**Request A**.
Update the records from the line containing "Patent image size: (975, 676)." down through the line containing "The traveling vehicle 2 is at (215, 243).", replacing "side view" with "lateral view" and leaving everything else as it is. Return only those lines.

[Article start]

Just because you can turn word combinations into briefs doesn’t mean you should.
Briefs exist for a reason. You want briefs for common words. A single word you hear a thousand times should write in one stroke. That makes sense.
The outlines below are Magnum briefs. They’re the gifts that keep on giving while leaving me mystified.
They are brief phrases. Common two-word phrases. Three-word questions. Phrases built from words you already brief individually. If you already write “not” in one stroke and “yet” in one stroke, what problem does TKPWHRET solve?
I don’t think we can afford to be more confused.
TKPWHR- alone will plunge you into a magical misstroke wonderland minus Earth, Wind & Fire’s boogie.
Yes, I get it. It’s “clever” to smash the outlines for “not” and “yet” together, but does that mean you should?
It’s like alphabetizing your spice rack, then alphabetizing your silverware drawer, then alphabetizing your socks before they go into the hamper. You could, but should you?
If you’re writing the individual words easily — and every word in these phrases is easy — you’d never think to phrase them. “Not yet.” “At this.” “Has it been.”
Just write “not,” write “yet,” and move on. You’ve got better things to do.
The idea that these phrases need their own outlines only makes sense inside a paradigm that says brief everything, which is a very bad idea, and something you’d never think to do on your own. Unless someone made you.
“Not Yet”
The brief: TKPWHRET.
Say “not yet” out loud. Now look at TKPWHRET.
If you didn’t already know what that was supposed to be, could you read it? Would you want to?

[Article end]
[Data provided start]

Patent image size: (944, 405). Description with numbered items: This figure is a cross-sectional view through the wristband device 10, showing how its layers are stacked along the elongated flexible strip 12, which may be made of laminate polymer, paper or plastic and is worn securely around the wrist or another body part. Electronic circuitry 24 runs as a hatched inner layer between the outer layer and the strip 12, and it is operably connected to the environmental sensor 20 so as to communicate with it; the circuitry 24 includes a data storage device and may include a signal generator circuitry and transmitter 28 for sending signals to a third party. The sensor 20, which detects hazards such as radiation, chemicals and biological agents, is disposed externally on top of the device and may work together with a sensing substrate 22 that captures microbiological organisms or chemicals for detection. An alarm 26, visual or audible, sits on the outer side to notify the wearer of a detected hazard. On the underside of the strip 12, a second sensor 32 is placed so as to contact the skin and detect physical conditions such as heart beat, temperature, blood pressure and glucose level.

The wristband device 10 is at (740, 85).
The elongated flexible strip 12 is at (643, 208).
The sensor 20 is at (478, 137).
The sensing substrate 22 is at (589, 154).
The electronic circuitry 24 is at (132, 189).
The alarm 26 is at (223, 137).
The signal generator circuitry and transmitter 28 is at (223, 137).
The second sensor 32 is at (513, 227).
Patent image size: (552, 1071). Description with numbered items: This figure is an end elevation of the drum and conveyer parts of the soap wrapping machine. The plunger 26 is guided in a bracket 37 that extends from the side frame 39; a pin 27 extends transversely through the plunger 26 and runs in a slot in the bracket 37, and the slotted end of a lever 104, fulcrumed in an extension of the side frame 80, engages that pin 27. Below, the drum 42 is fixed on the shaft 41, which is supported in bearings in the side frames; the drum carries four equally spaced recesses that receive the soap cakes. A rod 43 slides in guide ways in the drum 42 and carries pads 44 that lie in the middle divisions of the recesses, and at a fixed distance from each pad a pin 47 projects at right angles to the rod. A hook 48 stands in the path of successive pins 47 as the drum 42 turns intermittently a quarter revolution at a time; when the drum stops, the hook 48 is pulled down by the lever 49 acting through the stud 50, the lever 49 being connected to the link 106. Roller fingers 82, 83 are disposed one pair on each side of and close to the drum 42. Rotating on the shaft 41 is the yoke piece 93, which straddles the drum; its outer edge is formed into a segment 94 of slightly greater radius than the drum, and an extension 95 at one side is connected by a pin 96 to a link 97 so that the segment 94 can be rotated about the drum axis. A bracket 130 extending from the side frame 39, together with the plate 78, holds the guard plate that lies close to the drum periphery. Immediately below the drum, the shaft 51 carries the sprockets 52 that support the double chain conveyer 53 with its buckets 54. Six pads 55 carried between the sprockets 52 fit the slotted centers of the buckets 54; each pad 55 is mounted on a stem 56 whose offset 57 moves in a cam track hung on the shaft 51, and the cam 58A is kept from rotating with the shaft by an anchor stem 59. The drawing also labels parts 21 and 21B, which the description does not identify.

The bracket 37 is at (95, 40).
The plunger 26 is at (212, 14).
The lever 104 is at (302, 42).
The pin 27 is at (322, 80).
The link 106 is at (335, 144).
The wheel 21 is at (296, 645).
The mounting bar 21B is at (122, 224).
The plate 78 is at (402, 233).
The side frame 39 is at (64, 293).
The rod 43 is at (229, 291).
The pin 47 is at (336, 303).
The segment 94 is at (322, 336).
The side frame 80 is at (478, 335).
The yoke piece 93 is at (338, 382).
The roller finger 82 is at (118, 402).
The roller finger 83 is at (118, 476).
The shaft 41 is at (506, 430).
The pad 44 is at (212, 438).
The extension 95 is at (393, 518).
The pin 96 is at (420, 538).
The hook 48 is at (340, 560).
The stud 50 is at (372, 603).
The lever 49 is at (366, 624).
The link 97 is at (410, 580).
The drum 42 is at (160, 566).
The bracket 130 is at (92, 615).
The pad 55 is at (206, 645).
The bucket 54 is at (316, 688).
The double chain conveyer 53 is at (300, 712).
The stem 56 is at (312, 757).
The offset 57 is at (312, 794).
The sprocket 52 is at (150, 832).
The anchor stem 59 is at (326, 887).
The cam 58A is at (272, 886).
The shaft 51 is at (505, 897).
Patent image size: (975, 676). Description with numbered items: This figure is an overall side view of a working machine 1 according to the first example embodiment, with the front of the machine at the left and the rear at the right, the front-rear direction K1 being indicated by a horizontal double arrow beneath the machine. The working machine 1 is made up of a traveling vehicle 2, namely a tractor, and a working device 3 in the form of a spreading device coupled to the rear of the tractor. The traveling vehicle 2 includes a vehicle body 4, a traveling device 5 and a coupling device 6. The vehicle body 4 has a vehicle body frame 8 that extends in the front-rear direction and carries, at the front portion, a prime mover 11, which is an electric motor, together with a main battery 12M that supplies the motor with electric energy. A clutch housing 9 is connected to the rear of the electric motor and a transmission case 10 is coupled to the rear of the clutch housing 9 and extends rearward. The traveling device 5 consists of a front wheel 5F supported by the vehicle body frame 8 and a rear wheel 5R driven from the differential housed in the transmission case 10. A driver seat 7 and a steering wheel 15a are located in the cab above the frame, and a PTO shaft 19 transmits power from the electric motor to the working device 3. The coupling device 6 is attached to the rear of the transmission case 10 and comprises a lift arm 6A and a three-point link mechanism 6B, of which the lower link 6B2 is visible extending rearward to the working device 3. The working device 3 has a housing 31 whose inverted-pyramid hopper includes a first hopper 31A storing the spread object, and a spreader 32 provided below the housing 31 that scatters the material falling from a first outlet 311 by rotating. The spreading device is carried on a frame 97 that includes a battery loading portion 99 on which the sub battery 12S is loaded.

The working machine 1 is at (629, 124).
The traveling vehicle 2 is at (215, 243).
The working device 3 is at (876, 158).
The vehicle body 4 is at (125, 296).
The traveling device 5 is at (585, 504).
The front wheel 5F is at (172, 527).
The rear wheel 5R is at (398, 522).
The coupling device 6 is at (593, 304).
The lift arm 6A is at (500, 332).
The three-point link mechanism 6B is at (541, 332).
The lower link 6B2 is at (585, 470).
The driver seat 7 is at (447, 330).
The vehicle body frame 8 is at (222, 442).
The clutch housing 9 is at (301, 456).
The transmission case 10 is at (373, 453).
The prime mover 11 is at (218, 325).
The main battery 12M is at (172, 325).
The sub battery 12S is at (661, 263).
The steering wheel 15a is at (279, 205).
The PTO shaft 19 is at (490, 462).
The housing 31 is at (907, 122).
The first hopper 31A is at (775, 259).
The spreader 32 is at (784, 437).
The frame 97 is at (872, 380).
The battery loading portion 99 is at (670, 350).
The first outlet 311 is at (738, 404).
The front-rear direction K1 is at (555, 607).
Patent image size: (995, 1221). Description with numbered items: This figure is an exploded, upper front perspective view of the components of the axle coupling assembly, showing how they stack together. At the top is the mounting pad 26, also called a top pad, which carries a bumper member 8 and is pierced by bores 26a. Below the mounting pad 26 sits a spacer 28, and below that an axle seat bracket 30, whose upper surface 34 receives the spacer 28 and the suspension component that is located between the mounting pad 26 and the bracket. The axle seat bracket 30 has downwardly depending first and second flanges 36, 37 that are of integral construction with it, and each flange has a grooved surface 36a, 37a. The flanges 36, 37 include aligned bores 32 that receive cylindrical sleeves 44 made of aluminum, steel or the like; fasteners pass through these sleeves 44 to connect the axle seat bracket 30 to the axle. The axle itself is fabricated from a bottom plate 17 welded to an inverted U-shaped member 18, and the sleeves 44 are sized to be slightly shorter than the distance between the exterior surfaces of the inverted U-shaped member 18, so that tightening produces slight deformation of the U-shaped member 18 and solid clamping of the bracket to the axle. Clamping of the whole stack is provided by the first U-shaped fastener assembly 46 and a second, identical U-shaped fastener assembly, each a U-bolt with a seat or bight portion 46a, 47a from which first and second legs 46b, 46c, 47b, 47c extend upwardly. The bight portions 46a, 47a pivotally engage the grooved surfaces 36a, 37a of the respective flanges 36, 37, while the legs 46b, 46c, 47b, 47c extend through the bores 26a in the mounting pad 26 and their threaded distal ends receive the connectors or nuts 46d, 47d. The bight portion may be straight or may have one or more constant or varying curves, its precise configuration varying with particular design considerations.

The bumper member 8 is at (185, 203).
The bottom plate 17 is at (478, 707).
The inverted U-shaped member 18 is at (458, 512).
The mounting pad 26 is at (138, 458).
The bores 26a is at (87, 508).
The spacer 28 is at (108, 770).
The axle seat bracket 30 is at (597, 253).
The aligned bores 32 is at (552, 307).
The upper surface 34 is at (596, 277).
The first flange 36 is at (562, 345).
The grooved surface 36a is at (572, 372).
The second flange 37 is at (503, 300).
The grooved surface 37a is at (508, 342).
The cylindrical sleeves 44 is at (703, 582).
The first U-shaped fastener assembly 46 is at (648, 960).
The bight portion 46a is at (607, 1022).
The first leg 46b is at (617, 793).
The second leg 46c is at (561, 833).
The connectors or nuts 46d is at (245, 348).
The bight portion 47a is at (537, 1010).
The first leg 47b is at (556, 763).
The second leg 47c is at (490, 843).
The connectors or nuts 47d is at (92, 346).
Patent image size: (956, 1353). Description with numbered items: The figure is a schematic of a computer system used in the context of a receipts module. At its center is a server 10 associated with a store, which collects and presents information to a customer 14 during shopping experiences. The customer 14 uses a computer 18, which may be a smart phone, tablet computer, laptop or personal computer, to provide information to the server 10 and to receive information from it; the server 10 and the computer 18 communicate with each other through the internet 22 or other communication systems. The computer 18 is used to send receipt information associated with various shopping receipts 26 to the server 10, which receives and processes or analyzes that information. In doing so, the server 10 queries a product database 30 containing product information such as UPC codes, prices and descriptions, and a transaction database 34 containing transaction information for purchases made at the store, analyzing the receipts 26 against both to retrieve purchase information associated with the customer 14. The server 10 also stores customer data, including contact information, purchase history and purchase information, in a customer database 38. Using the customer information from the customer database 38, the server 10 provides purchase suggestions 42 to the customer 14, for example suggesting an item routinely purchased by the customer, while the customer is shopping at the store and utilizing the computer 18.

[Data provided end]

**Request B**.
List every item that the article on stenography briefs names as something you could alphabetize.

**Correct answer A**.
Patent image size: (975, 676). Description with numbered items: This figure is an overall lateral view of a working machine 1 according to the first example embodiment, with the front of the machine at the left and the rear at the right, the front-rear direction K1 being indicated by a horizontal double arrow beneath the machine. The working machine 1 is made up of a traveling vehicle 2, namely a tractor, and a working device 3 in the form of a spreading device coupled to the rear of the tractor. The traveling vehicle 2 includes a vehicle body 4, a traveling device 5 and a coupling device 6. The vehicle body 4 has a vehicle body frame 8 that extends in the front-rear direction and carries, at the front portion, a prime mover 11, which is an electric motor, together with a main battery 12M that supplies the motor with electric energy. A clutch housing 9 is connected to the rear of the electric motor and a transmission case 10 is coupled to the rear of the clutch housing 9 and extends rearward. The traveling device 5 consists of a front wheel 5F supported by the vehicle body frame 8 and a rear wheel 5R driven from the differential housed in the transmission case 10. A driver seat 7 and a steering wheel 15a are located in the cab above the frame, and a PTO shaft 19 transmits power from the electric motor to the working device 3. The coupling device 6 is attached to the rear of the transmission case 10 and comprises a lift arm 6A and a three-point link mechanism 6B, of which the lower link 6B2 is visible extending rearward to the working device 3. The working device 3 has a housing 31 whose inverted-pyramid hopper includes a first hopper 31A storing the spread object, and a spreader 32 provided below the housing 31 that scatters the material falling from a first outlet 311 by rotating. The spreading device is carried on a frame 97 that includes a battery loading portion 99 on which the sub battery 12S is loaded.

The working machine 1 is at (629, 124).
The traveling vehicle 2 is at (215, 243).

**Correct answer B**.
- Your spice rack
- Your silverware drawer
- Your socks